** start of Given data **
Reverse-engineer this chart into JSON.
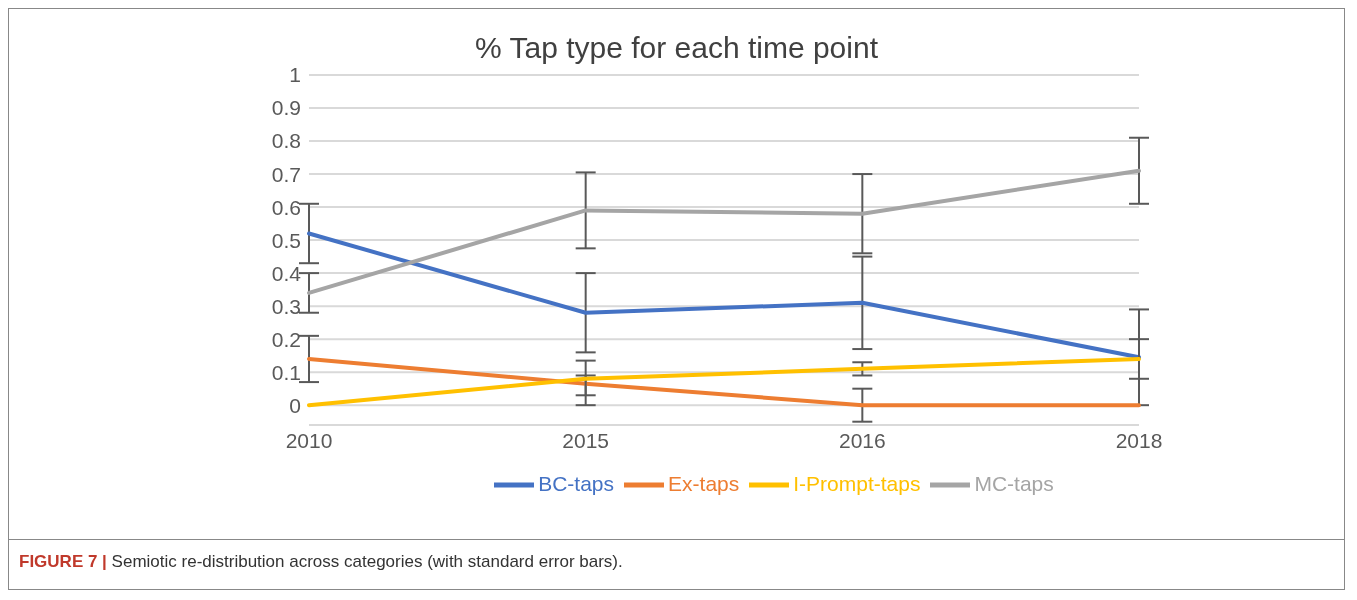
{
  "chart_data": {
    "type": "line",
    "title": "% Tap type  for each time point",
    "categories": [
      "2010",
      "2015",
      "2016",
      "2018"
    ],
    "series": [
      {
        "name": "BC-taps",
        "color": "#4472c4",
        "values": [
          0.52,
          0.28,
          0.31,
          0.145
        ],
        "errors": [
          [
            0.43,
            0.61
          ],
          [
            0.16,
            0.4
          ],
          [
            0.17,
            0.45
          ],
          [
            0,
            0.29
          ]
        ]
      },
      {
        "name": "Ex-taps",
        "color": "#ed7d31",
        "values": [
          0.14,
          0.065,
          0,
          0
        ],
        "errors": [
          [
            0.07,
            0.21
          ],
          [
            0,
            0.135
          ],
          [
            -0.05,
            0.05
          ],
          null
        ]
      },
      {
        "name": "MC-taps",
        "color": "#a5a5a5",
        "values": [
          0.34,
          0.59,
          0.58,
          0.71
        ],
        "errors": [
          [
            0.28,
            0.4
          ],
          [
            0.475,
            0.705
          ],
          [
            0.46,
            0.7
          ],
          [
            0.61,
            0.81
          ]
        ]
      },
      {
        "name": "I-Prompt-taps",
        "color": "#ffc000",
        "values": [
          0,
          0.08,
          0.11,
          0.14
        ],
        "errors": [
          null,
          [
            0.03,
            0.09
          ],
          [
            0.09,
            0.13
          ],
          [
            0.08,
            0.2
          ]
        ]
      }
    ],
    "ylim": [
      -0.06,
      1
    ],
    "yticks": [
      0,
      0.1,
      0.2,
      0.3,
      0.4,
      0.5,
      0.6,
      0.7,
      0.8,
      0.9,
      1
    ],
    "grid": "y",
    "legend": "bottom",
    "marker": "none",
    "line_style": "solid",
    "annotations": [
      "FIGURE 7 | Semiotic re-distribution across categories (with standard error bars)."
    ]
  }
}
** end of Given data **
** start of Given data **
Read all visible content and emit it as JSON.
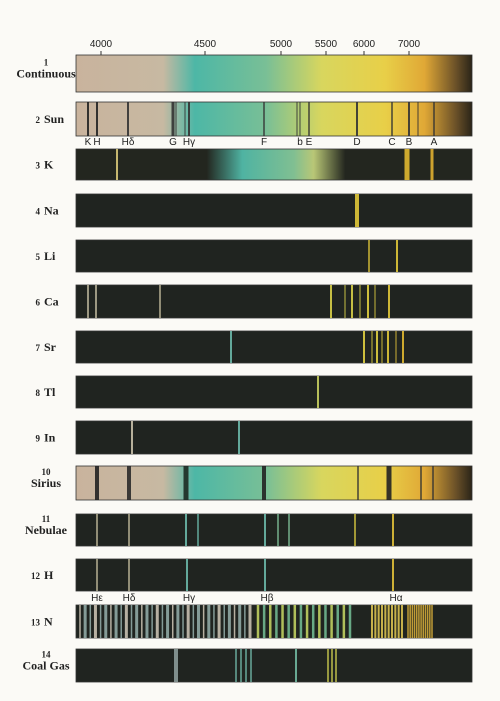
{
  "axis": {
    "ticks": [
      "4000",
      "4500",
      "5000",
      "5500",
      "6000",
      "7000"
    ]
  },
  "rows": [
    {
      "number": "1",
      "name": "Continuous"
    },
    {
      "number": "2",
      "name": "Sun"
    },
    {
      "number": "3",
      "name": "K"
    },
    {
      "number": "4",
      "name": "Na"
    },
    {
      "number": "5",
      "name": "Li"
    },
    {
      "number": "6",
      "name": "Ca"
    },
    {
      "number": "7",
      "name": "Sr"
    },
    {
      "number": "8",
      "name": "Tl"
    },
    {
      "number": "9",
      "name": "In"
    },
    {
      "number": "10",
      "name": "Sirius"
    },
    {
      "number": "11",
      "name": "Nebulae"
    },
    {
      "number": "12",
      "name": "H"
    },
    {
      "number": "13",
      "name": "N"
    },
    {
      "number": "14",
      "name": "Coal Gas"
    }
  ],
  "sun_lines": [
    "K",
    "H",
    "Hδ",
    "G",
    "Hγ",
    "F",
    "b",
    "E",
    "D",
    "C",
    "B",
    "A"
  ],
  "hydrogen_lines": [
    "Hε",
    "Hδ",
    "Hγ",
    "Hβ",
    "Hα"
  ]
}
** end of Given data **
** start of Given data **
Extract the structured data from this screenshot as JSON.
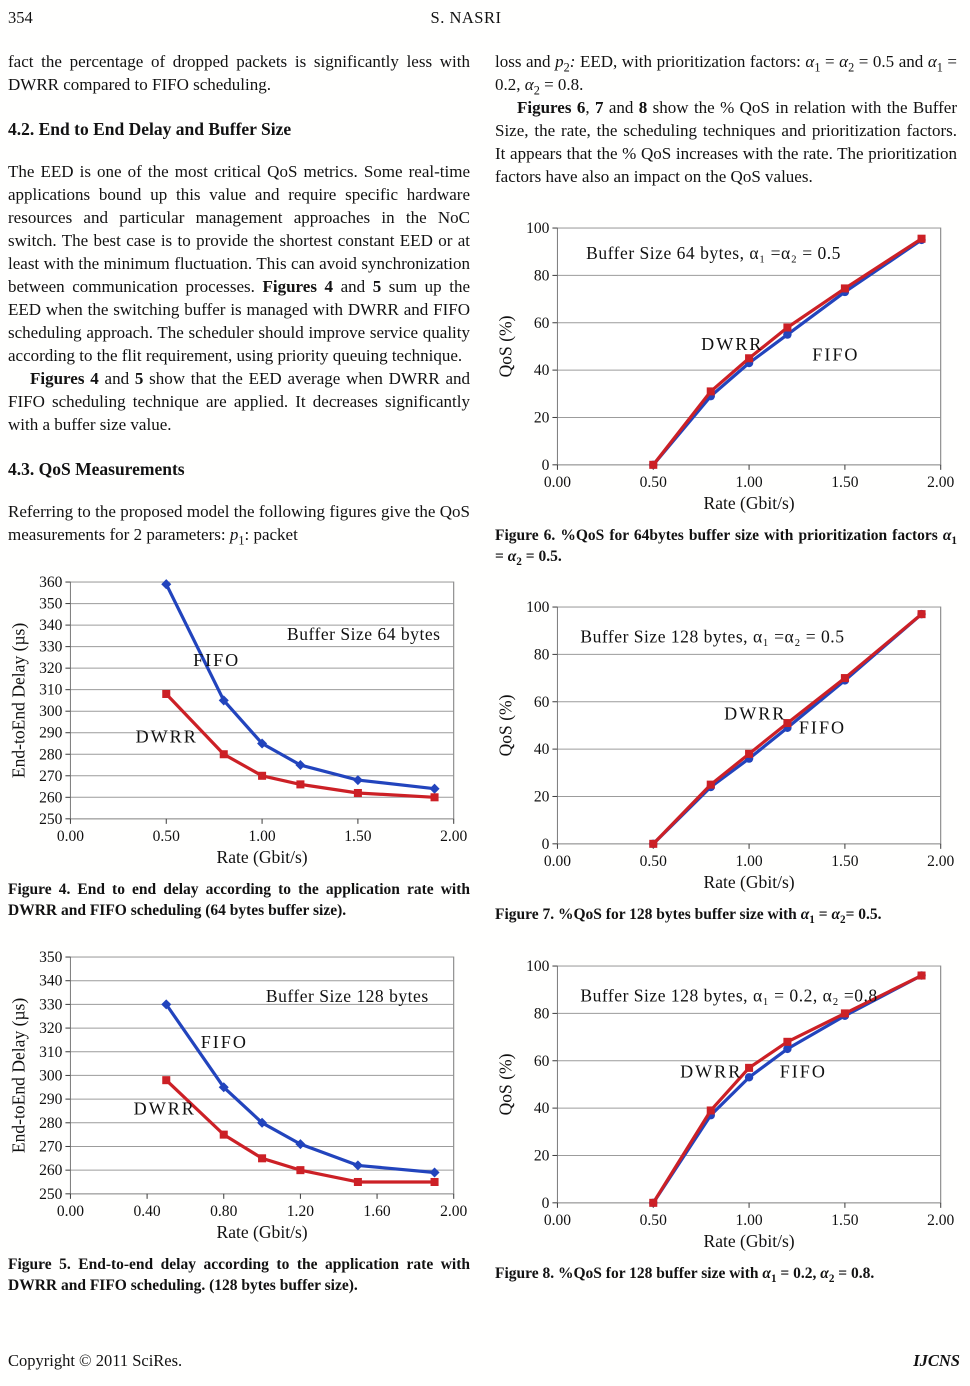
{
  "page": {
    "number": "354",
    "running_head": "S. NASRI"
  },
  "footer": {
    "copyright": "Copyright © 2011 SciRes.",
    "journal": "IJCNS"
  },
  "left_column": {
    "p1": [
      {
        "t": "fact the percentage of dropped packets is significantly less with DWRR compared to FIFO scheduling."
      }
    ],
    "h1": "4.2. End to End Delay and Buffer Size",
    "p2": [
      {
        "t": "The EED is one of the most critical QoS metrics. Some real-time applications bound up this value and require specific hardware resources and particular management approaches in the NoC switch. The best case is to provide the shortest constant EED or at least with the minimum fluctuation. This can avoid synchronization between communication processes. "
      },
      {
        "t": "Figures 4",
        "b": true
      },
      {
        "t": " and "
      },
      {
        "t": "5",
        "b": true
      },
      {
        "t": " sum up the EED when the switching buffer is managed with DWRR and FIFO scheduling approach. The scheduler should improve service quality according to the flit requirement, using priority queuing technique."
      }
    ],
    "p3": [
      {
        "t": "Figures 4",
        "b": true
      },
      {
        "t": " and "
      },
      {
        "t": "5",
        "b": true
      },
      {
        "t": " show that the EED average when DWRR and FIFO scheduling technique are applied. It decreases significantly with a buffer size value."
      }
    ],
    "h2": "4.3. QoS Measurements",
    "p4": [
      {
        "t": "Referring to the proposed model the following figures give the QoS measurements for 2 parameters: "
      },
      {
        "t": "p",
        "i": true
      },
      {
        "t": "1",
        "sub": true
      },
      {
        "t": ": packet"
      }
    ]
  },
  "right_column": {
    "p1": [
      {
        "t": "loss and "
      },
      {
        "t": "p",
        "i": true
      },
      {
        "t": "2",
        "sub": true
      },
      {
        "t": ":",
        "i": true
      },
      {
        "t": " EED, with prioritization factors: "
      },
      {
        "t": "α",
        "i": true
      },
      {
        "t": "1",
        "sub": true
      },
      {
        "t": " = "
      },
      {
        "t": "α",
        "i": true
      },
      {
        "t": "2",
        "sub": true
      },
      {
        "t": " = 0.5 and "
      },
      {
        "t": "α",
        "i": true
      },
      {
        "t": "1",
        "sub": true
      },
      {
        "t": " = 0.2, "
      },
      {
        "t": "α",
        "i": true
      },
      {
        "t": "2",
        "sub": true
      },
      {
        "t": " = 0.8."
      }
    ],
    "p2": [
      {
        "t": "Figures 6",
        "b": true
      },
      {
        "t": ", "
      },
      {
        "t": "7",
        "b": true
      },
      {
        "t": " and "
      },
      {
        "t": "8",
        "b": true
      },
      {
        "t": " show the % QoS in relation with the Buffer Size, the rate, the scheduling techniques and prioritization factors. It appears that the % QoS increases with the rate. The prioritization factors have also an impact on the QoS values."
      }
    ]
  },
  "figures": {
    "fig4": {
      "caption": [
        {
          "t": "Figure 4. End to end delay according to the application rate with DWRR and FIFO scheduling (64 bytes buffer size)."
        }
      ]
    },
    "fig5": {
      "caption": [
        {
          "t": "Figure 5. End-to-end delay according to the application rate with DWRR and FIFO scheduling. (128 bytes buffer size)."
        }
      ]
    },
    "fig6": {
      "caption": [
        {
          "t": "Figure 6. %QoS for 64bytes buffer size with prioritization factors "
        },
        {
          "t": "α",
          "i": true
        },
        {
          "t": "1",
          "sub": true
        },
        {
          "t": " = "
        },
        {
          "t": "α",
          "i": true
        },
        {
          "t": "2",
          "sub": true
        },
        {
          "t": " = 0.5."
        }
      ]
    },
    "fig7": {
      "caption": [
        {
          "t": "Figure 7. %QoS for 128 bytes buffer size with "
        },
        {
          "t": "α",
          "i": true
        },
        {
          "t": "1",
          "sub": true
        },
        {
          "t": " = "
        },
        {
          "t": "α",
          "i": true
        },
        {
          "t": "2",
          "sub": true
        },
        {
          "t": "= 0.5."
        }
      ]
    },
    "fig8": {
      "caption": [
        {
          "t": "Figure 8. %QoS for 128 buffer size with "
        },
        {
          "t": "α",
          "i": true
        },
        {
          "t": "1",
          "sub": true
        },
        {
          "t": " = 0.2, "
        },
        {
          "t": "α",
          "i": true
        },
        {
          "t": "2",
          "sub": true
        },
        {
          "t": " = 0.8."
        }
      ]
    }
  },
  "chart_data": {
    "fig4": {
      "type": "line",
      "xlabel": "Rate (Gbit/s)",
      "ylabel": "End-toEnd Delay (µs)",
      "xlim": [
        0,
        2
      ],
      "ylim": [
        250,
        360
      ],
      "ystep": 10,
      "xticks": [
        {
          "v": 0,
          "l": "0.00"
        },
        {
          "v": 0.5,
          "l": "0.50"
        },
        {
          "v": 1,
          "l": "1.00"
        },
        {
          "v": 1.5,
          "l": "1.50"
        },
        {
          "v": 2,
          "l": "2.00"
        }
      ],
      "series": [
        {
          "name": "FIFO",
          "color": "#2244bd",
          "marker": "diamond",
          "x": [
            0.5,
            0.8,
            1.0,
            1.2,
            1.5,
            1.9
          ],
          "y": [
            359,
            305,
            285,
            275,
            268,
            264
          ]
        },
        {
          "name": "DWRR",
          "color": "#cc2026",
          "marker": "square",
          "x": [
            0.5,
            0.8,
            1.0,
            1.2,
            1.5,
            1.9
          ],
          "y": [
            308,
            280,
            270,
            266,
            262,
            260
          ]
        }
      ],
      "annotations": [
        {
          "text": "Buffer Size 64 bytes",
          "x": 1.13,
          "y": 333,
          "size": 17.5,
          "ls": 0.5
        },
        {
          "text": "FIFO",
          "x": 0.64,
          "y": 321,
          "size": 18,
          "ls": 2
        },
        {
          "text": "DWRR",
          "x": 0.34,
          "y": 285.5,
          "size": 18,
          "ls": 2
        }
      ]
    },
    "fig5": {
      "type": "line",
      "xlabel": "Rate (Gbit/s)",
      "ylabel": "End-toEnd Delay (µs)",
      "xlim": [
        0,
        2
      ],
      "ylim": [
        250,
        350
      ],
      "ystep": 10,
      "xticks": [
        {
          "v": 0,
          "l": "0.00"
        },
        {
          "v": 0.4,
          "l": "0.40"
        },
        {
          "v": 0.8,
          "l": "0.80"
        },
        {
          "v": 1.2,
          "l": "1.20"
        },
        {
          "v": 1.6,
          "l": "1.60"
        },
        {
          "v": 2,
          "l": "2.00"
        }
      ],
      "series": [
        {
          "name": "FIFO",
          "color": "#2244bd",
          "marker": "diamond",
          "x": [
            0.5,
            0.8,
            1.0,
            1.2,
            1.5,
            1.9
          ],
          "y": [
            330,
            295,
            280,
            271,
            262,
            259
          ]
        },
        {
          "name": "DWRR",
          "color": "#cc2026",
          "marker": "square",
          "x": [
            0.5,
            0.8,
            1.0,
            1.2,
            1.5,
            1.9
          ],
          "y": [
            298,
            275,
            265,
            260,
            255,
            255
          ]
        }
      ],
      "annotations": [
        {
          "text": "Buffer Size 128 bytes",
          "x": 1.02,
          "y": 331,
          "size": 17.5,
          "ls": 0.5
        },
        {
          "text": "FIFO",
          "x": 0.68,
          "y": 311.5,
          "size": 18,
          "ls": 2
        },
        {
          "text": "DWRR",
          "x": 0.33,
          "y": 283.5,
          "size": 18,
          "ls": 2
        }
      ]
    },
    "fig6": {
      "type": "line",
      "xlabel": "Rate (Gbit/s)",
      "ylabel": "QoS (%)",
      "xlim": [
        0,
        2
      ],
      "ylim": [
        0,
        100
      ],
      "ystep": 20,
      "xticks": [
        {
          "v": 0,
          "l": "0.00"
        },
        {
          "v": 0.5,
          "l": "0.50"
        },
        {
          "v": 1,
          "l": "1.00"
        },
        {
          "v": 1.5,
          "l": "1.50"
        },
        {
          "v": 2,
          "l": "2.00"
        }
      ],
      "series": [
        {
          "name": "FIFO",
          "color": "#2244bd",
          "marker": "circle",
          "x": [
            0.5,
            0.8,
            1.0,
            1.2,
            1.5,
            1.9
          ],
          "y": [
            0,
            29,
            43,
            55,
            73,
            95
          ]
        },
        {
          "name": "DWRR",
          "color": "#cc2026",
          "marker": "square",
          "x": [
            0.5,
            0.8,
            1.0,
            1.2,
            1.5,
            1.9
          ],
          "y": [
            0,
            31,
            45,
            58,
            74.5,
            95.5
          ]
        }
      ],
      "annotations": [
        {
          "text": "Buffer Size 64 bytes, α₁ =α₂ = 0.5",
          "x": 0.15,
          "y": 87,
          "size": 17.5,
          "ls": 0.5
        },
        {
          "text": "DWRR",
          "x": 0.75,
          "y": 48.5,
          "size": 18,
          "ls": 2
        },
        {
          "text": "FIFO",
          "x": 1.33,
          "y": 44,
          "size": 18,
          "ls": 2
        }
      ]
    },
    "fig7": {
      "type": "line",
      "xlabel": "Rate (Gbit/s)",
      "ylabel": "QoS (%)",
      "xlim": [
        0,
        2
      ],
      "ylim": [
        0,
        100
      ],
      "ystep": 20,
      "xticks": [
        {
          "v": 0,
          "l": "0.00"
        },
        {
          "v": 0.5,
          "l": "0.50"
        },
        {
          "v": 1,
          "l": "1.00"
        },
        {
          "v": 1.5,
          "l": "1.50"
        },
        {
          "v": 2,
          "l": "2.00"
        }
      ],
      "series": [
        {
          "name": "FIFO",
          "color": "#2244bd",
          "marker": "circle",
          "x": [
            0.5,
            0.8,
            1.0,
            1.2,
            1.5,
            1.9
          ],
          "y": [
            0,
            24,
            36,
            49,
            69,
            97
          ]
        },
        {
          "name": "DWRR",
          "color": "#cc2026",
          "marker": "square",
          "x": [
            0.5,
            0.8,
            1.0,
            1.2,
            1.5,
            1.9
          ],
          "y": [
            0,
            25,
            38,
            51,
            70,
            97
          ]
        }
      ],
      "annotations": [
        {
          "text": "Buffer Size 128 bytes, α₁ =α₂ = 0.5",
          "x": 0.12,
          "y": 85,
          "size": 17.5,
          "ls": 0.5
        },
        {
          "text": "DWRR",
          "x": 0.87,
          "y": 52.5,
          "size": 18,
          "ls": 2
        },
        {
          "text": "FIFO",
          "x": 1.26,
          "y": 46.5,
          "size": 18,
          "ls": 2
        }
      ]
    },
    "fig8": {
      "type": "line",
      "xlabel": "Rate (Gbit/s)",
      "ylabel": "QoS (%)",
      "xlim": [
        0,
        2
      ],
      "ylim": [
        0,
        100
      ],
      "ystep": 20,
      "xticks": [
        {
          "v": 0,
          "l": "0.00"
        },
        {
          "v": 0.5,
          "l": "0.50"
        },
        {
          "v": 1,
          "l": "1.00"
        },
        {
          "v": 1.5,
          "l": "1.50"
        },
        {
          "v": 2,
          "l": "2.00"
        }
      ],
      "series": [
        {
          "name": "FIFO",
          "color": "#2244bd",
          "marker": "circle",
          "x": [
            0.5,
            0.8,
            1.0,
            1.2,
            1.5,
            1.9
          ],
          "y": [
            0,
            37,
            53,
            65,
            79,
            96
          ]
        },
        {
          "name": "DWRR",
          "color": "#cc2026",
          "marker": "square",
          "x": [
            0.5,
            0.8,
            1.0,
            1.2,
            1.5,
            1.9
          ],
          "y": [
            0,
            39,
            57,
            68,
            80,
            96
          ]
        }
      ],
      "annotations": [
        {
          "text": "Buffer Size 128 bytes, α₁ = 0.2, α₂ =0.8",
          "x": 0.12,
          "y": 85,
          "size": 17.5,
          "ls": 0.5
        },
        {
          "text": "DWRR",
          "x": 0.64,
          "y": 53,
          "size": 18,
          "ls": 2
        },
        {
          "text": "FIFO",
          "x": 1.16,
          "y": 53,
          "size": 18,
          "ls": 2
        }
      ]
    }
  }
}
** end of Given data **
Every line above that contains the word "time" should be reported.

    "title": "% Tap type  for each time point",
        "t": "The EED is one of the most critical QoS metrics. Some real-time applications bound up this value and require specific hardware resources and particular management approaches in the NoC switch. The best case is to provide the shortest constant EED or at least with the minimum fluctuation. This can avoid synchronization between communication processes. "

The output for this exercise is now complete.